* start *
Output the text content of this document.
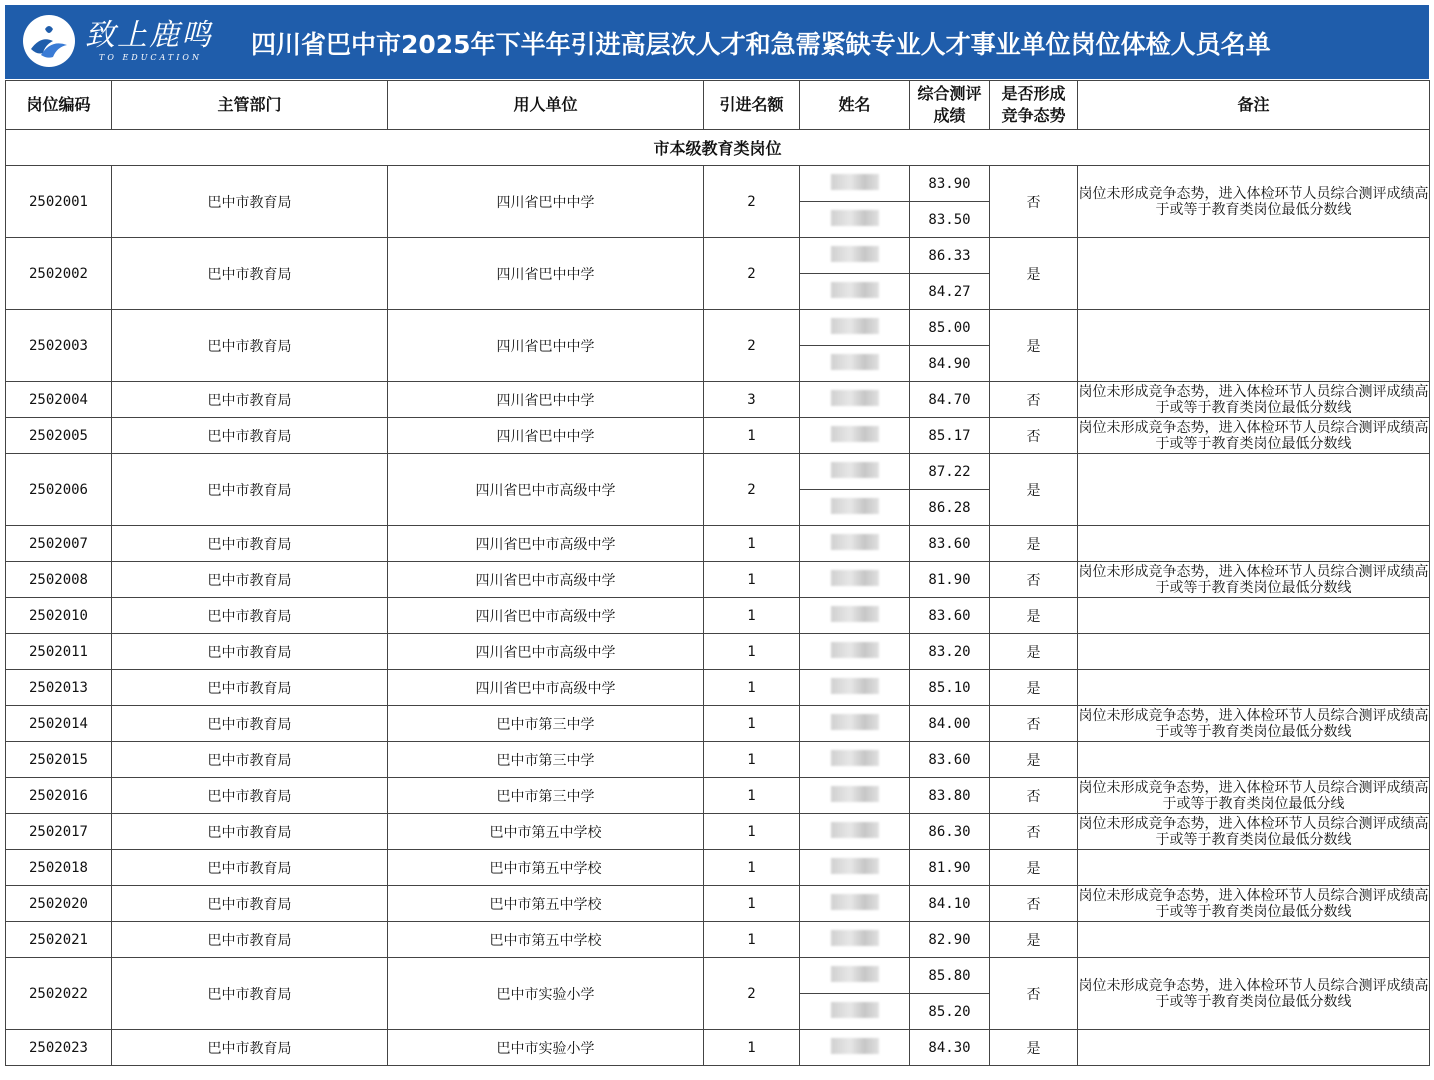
致上鹿鸣
TO EDUCATION	四川省巴中市2025年下半年引进高层次人才和急需紧缺专业人才事业单位岗位体检人员名单
岗位编码	主管部门	用人单位	引进名额	姓名	综合测评成绩	是否形成竞争态势	备注
市本级教育类岗位							
2502001	巴中市教育局	四川省巴中中学	2		83.90	否	岗位未形成竞争态势，进入体检环节人员综合测评成绩高于或等于教育类岗位最低分数线
					83.50		
2502002	巴中市教育局	四川省巴中中学	2		86.33	是	
					84.27		
2502003	巴中市教育局	四川省巴中中学	2		85.00	是	
					84.90		
2502004	巴中市教育局	四川省巴中中学	3		84.70	否	岗位未形成竞争态势，进入体检环节人员综合测评成绩高于或等于教育类岗位最低分数线
2502005	巴中市教育局	四川省巴中中学	1		85.17	否	岗位未形成竞争态势，进入体检环节人员综合测评成绩高于或等于教育类岗位最低分数线
2502006	巴中市教育局	四川省巴中市高级中学	2		87.22	是	
					86.28		
2502007	巴中市教育局	四川省巴中市高级中学	1		83.60	是	
2502008	巴中市教育局	四川省巴中市高级中学	1		81.90	否	岗位未形成竞争态势，进入体检环节人员综合测评成绩高于或等于教育类岗位最低分数线
2502010	巴中市教育局	四川省巴中市高级中学	1		83.60	是	
2502011	巴中市教育局	四川省巴中市高级中学	1		83.20	是	
2502013	巴中市教育局	四川省巴中市高级中学	1		85.10	是	
2502014	巴中市教育局	巴中市第三中学	1		84.00	否	岗位未形成竞争态势，进入体检环节人员综合测评成绩高于或等于教育类岗位最低分数线
2502015	巴中市教育局	巴中市第三中学	1		83.60	是	
2502016	巴中市教育局	巴中市第三中学	1		83.80	否	岗位未形成竞争态势，进入体检环节人员综合测评成绩高于或等于教育类岗位最低分线
2502017	巴中市教育局	巴中市第五中学校	1		86.30	否	岗位未形成竞争态势，进入体检环节人员综合测评成绩高于或等于教育类岗位最低分数线
2502018	巴中市教育局	巴中市第五中学校	1		81.90	是	
2502020	巴中市教育局	巴中市第五中学校	1		84.10	否	岗位未形成竞争态势，进入体检环节人员综合测评成绩高于或等于教育类岗位最低分数线
2502021	巴中市教育局	巴中市第五中学校	1		82.90	是	
2502022	巴中市教育局	巴中市实验小学	2		85.80	否	岗位未形成竞争态势，进入体检环节人员综合测评成绩高于或等于教育类岗位最低分数线
					85.20		
2502023	巴中市教育局	巴中市实验小学	1		84.30	是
* end *
Given request: Pull every line containing the word "巴中市第三中学" out of the material and copy it.

Solution below:
2502014	巴中市教育局	巴中市第三中学	1		84.00	否	岗位未形成竞争态势，进入体检环节人员综合测评成绩高于或等于教育类岗位最低分数线
2502015	巴中市教育局	巴中市第三中学	1		83.60	是	
2502016	巴中市教育局	巴中市第三中学	1		83.80	否	岗位未形成竞争态势，进入体检环节人员综合测评成绩高于或等于教育类岗位最低分线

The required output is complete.